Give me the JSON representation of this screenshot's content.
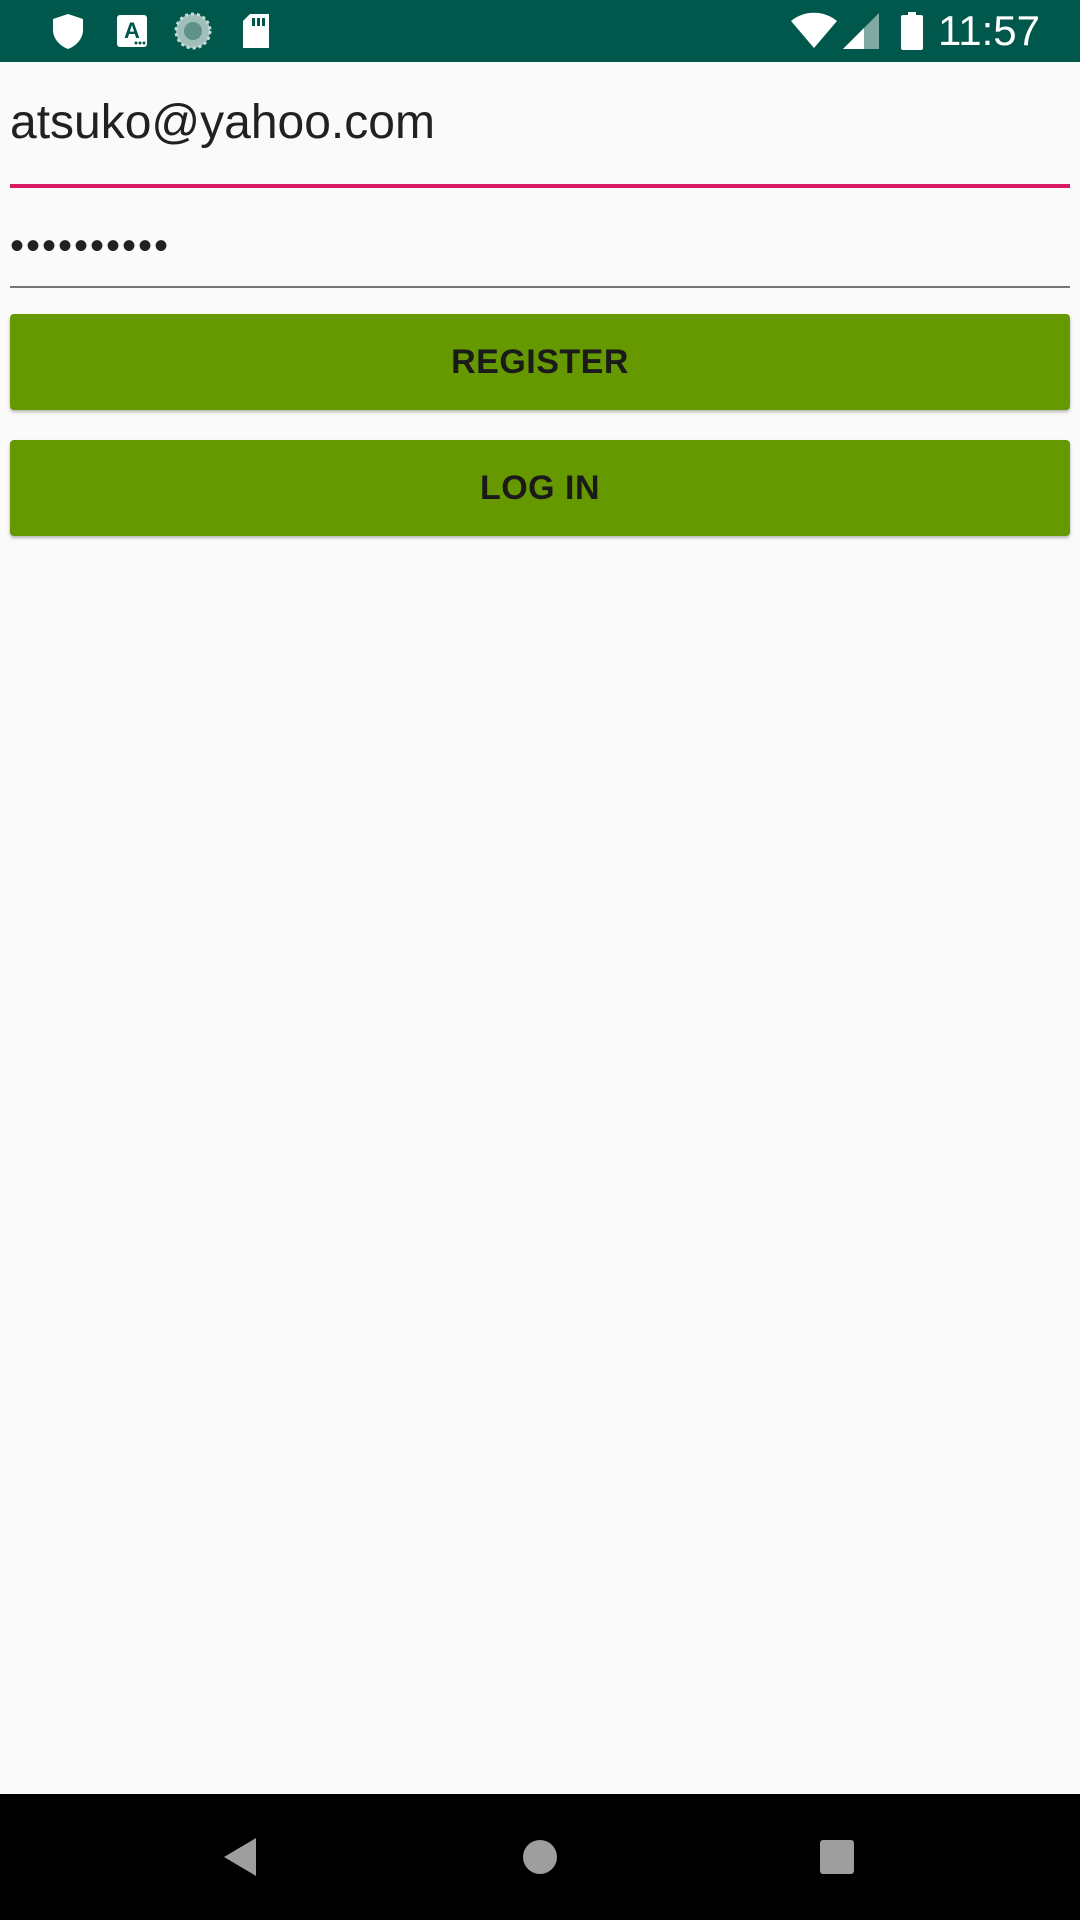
{
  "status_bar": {
    "time": "11:57",
    "left_icons": [
      "shield-icon",
      "text-a-icon",
      "sync-circle-icon",
      "sd-card-icon"
    ],
    "right_icons": [
      "wifi-icon",
      "cellular-signal-icon",
      "battery-icon"
    ],
    "background_color": "#00574b"
  },
  "form": {
    "email": {
      "value": "atsuko@yahoo.com",
      "underline_color": "#d81b60"
    },
    "password": {
      "value": "••••••••••",
      "underline_color": "#757575"
    },
    "register_label": "REGISTER",
    "login_label": "LOG IN",
    "button_color": "#669900"
  },
  "nav_bar": {
    "buttons": [
      "back-icon",
      "home-icon",
      "recents-icon"
    ]
  }
}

#####

Work instructions | Omit the pictures, then quote the rest of the material above exactly.

Task result |
Give me the JSON representation of this screenshot's content.
{
  "status_bar": {
    "time": "11:57",
    "left_icons": [
      "shield-icon",
      "text-a-icon",
      "sync-circle-icon",
      "sd-card-icon"
    ],
    "right_icons": [
      "wifi-icon",
      "cellular-signal-icon",
      "battery-icon"
    ],
    "background_color": "#00574b"
  },
  "form": {
    "email": {
      "value": "atsuko@yahoo.com",
      "underline_color": "#d81b60"
    },
    "password": {
      "value": "••••••••••",
      "underline_color": "#757575"
    },
    "register_label": "REGISTER",
    "login_label": "LOG IN",
    "button_color": "#669900"
  },
  "nav_bar": {
    "buttons": [
      "back-icon",
      "home-icon",
      "recents-icon"
    ]
  }
}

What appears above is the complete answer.